Find the word "UPDATE" in the data. Return every line where it appears.

[A block of data]
§ §

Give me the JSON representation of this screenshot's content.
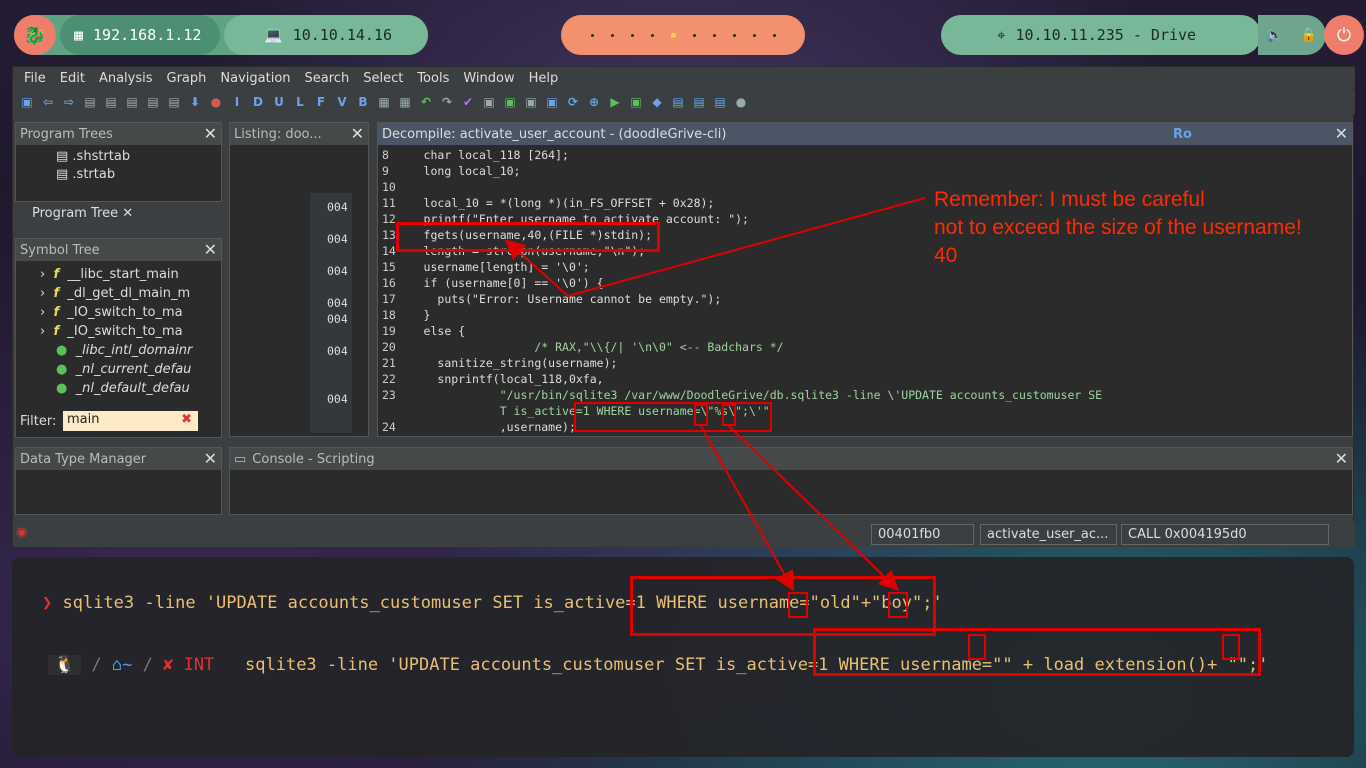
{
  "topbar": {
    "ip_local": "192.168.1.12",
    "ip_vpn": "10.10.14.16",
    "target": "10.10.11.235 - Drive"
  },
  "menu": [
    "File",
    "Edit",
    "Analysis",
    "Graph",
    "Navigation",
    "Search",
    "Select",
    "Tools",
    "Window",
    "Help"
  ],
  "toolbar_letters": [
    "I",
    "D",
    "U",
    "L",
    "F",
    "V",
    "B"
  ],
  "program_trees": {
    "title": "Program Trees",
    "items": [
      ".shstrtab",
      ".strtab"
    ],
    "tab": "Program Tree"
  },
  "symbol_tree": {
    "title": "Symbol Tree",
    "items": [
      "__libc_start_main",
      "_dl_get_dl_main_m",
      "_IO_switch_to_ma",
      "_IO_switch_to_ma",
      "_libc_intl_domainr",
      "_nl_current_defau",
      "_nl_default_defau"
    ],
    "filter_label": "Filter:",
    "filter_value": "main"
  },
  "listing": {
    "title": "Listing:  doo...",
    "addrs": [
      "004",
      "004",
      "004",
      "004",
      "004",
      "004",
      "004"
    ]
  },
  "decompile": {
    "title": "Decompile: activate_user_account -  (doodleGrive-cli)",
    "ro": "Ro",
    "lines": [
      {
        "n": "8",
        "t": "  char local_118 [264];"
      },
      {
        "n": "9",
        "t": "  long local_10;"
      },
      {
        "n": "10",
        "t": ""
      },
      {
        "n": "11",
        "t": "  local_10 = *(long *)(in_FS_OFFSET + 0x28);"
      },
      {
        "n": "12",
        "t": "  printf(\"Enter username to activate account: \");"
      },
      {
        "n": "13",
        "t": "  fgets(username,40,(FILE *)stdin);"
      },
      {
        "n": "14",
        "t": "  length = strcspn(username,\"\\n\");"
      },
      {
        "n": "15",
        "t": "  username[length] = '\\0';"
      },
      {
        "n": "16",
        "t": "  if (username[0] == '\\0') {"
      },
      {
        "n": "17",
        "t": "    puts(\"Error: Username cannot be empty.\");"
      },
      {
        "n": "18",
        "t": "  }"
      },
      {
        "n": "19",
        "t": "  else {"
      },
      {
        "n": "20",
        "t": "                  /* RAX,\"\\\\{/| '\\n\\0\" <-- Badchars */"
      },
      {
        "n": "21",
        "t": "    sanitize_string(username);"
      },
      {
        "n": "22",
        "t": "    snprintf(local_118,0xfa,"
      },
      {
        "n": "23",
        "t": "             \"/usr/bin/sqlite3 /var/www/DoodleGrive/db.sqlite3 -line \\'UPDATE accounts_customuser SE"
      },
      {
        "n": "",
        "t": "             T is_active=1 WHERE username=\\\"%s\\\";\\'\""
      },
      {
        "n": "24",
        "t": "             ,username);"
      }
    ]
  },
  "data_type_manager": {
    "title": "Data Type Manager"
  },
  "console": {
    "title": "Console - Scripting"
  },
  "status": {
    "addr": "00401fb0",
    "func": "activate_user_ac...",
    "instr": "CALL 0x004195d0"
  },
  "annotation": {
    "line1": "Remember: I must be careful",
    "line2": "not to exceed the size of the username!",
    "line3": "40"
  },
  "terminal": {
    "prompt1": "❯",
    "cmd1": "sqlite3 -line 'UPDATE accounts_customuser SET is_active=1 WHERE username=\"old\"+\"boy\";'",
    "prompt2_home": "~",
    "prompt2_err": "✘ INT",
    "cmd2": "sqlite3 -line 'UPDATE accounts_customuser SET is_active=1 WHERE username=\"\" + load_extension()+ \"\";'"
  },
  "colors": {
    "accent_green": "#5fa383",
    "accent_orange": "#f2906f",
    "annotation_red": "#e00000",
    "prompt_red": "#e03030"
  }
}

§ §

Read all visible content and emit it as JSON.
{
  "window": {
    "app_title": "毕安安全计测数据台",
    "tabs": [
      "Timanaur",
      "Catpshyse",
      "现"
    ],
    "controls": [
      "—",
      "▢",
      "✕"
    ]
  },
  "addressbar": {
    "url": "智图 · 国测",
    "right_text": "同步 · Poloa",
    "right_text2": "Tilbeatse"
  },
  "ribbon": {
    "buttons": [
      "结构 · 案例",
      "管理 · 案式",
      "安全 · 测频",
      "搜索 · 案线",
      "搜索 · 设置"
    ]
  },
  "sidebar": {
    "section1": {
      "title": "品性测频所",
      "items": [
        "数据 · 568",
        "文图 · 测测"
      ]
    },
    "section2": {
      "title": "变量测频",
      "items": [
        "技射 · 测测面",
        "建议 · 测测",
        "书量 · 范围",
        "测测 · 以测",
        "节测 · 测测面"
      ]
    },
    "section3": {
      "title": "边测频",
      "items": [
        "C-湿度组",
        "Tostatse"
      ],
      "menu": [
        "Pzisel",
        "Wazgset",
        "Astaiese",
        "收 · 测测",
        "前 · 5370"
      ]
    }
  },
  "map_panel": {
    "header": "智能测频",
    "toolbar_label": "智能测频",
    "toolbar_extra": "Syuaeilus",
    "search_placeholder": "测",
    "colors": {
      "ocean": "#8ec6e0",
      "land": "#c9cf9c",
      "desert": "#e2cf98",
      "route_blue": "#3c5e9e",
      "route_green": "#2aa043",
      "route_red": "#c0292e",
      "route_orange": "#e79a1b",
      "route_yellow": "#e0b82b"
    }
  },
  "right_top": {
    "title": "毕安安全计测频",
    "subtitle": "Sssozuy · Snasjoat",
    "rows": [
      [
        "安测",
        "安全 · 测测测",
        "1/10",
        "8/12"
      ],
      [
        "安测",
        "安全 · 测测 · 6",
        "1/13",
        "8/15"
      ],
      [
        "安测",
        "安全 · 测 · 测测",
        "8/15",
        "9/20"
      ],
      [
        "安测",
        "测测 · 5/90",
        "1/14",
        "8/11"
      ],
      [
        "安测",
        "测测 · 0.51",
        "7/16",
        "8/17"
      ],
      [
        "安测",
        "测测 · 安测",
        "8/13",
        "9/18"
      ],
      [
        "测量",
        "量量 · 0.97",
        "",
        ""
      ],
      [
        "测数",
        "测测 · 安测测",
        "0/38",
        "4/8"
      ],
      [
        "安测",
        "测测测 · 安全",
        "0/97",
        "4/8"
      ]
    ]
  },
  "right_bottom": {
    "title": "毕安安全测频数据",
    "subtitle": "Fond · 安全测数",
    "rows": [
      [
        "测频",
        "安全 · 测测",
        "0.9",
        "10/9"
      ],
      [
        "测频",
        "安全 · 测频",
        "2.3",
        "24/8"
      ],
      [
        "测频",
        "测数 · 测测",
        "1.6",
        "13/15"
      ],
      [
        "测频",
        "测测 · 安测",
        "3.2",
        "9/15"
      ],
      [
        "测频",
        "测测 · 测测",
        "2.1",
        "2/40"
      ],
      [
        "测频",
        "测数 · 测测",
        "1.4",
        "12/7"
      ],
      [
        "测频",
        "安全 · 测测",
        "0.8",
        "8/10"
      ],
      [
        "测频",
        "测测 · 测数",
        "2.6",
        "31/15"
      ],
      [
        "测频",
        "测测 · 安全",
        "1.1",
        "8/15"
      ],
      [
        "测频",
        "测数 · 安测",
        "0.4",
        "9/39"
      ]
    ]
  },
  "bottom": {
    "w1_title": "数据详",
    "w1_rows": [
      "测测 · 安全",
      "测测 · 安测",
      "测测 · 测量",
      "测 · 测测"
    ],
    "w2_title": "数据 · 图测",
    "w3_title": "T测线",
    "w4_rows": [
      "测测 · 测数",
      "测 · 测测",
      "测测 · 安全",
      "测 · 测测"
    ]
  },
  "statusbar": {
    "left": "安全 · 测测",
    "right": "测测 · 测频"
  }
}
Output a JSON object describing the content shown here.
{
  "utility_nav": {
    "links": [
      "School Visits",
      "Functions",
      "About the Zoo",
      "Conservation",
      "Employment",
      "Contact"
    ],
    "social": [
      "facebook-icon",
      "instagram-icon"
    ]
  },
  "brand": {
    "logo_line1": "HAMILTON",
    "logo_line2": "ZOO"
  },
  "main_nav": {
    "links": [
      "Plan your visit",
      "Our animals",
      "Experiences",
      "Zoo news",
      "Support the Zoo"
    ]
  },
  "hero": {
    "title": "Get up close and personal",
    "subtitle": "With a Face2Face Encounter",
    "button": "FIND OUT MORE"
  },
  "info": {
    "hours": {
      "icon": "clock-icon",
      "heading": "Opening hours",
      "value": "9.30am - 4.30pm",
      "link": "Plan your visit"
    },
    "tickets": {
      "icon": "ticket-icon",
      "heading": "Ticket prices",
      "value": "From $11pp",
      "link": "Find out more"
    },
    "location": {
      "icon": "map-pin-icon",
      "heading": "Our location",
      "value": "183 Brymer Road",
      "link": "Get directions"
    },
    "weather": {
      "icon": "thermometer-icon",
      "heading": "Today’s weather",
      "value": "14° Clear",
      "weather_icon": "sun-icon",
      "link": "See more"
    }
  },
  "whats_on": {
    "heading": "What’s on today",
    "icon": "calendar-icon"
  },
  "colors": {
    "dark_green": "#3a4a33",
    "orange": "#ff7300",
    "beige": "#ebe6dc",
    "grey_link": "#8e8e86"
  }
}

§ §

## Result of this exercise
        "t": "             \"/usr/bin/sqlite3 /var/www/DoodleGrive/db.sqlite3 -line \\'UPDATE accounts_customuser SE"
    "cmd1": "sqlite3 -line 'UPDATE accounts_customuser SET is_active=1 WHERE username=\"old\"+\"boy\";'",
    "cmd2": "sqlite3 -line 'UPDATE accounts_customuser SET is_active=1 WHERE username=\"\" + load_extension()+ \"\";'"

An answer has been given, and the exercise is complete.